##### Recorded information #####

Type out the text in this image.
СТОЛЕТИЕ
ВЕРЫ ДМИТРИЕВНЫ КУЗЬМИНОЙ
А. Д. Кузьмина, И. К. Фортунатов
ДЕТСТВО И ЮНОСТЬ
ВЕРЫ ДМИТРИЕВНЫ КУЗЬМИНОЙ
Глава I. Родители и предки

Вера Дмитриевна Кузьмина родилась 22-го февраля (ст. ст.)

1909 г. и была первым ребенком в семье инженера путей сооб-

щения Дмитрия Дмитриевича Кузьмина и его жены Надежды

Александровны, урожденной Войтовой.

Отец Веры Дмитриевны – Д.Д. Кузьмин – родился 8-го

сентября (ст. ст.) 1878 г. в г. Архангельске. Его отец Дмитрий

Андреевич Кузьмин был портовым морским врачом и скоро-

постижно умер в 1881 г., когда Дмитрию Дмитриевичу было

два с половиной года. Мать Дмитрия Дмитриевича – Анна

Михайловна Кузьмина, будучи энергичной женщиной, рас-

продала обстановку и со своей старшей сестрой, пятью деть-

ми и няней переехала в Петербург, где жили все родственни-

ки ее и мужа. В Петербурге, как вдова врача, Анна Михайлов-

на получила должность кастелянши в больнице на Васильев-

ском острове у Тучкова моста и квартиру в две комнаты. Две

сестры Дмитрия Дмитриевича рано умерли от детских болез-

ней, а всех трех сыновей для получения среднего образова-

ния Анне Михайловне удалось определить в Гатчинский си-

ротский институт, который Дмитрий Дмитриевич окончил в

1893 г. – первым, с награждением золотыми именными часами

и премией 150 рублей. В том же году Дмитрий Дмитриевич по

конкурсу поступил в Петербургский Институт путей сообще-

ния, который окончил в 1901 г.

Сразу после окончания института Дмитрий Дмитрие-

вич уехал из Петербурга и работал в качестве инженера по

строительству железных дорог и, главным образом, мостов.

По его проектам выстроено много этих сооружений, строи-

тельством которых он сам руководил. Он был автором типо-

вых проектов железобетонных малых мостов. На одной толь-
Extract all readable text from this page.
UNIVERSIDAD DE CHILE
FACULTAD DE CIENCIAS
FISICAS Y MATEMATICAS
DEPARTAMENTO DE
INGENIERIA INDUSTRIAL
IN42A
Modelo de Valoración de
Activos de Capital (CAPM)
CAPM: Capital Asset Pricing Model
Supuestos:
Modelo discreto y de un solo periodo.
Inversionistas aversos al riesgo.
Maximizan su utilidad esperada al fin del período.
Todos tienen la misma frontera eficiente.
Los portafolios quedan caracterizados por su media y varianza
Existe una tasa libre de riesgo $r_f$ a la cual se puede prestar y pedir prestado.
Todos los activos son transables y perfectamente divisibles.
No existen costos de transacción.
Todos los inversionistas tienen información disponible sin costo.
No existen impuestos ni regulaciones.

#####

*Job*:
The records above must be output exactly, in full.

*Task solution*:
Type out the text in this image.
СТОЛЕТИЕ
ВЕРЫ ДМИТРИЕВНЫ КУЗЬМИНОЙ
А. Д. Кузьмина, И. К. Фортунатов
ДЕТСТВО И ЮНОСТЬ
ВЕРЫ ДМИТРИЕВНЫ КУЗЬМИНОЙ
Глава I. Родители и предки

Вера Дмитриевна Кузьмина родилась 22-го февраля (ст. ст.)

1909 г. и была первым ребенком в семье инженера путей сооб-

щения Дмитрия Дмитриевича Кузьмина и его жены Надежды

Александровны, урожденной Войтовой.

Отец Веры Дмитриевны – Д.Д. Кузьмин – родился 8-го

сентября (ст. ст.) 1878 г. в г. Архангельске. Его отец Дмитрий

Андреевич Кузьмин был портовым морским врачом и скоро-

постижно умер в 1881 г., когда Дмитрию Дмитриевичу было

два с половиной года. Мать Дмитрия Дмитриевича – Анна

Михайловна Кузьмина, будучи энергичной женщиной, рас-

продала обстановку и со своей старшей сестрой, пятью деть-

ми и няней переехала в Петербург, где жили все родственни-

ки ее и мужа. В Петербурге, как вдова врача, Анна Михайлов-

на получила должность кастелянши в больнице на Васильев-

ском острове у Тучкова моста и квартиру в две комнаты. Две

сестры Дмитрия Дмитриевича рано умерли от детских болез-

ней, а всех трех сыновей для получения среднего образова-

ния Анне Михайловне удалось определить в Гатчинский си-

ротский институт, который Дмитрий Дмитриевич окончил в

1893 г. – первым, с награждением золотыми именными часами

и премией 150 рублей. В том же году Дмитрий Дмитриевич по

конкурсу поступил в Петербургский Институт путей сообще-

ния, который окончил в 1901 г.

Сразу после окончания института Дмитрий Дмитрие-

вич уехал из Петербурга и работал в качестве инженера по

строительству железных дорог и, главным образом, мостов.

По его проектам выстроено много этих сооружений, строи-

тельством которых он сам руководил. Он был автором типо-

вых проектов железобетонных малых мостов. На одной толь-
Extract all readable text from this page.
UNIVERSIDAD DE CHILE
FACULTAD DE CIENCIAS
FISICAS Y MATEMATICAS
DEPARTAMENTO DE
INGENIERIA INDUSTRIAL
IN42A
Modelo de Valoración de
Activos de Capital (CAPM)
CAPM: Capital Asset Pricing Model
Supuestos:
Modelo discreto y de un solo periodo.
Inversionistas aversos al riesgo.
Maximizan su utilidad esperada al fin del período.
Todos tienen la misma frontera eficiente.
Los portafolios quedan caracterizados por su media y varianza
Existe una tasa libre de riesgo $r_f$ a la cual se puede prestar y pedir prestado.
Todos los activos son transables y perfectamente divisibles.
No existen costos de transacción.
Todos los inversionistas tienen información disponible sin costo.
No existen impuestos ni regulaciones.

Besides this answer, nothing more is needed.